**Objective:** Give every entry again, unchanged, and leave its images out.

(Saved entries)
-.-.-
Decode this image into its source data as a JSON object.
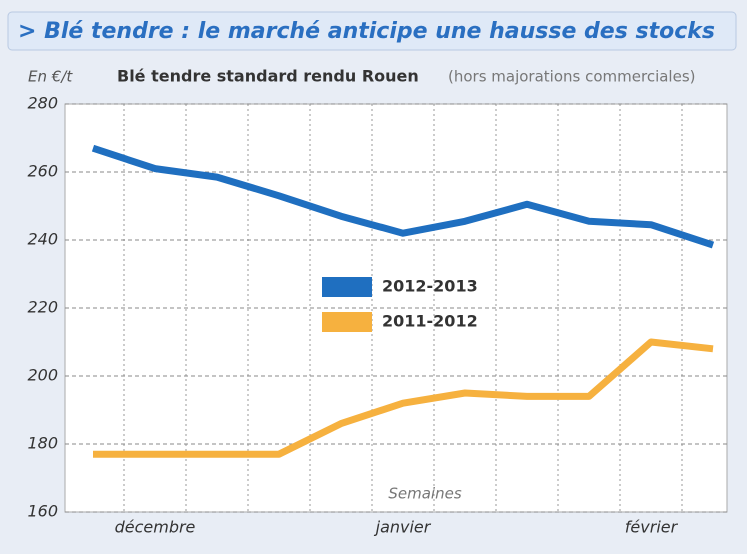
{
  "chart_data": {
    "type": "line",
    "title": "> Blé tendre : le marché anticipe une hausse des stocks",
    "y_label": "En €/t",
    "subtitle": "Blé tendre standard rendu Rouen",
    "subtitle_note": "(hors majorations commerciales)",
    "x_label": "Semaines",
    "categories": [
      null,
      "décembre",
      null,
      null,
      null,
      "janvier",
      null,
      null,
      null,
      "février",
      null
    ],
    "series": [
      {
        "name": "2012-2013",
        "color": "#1f6fc0",
        "values": [
          267,
          261,
          258.5,
          253,
          247,
          242,
          245.5,
          250.5,
          245.5,
          244.5,
          238.5
        ]
      },
      {
        "name": "2011-2012",
        "color": "#f6b13f",
        "values": [
          177,
          177,
          177,
          177,
          186,
          192,
          195,
          194,
          194,
          210,
          208
        ]
      }
    ],
    "ylim": [
      160,
      280
    ],
    "yticks": [
      160,
      180,
      200,
      220,
      240,
      260,
      280
    ],
    "grid": true,
    "legend": "center"
  }
}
-.-.-
**Exercise response:**
Decode this image into its source data as a JSON object.
{
  "chart_data": {
    "type": "line",
    "title": "> Blé tendre : le marché anticipe une hausse des stocks",
    "y_label": "En €/t",
    "subtitle": "Blé tendre standard rendu Rouen",
    "subtitle_note": "(hors majorations commerciales)",
    "x_label": "Semaines",
    "categories": [
      null,
      "décembre",
      null,
      null,
      null,
      "janvier",
      null,
      null,
      null,
      "février",
      null
    ],
    "series": [
      {
        "name": "2012-2013",
        "color": "#1f6fc0",
        "values": [
          267,
          261,
          258.5,
          253,
          247,
          242,
          245.5,
          250.5,
          245.5,
          244.5,
          238.5
        ]
      },
      {
        "name": "2011-2012",
        "color": "#f6b13f",
        "values": [
          177,
          177,
          177,
          177,
          186,
          192,
          195,
          194,
          194,
          210,
          208
        ]
      }
    ],
    "ylim": [
      160,
      280
    ],
    "yticks": [
      160,
      180,
      200,
      220,
      240,
      260,
      280
    ],
    "grid": true,
    "legend": "center"
  }
}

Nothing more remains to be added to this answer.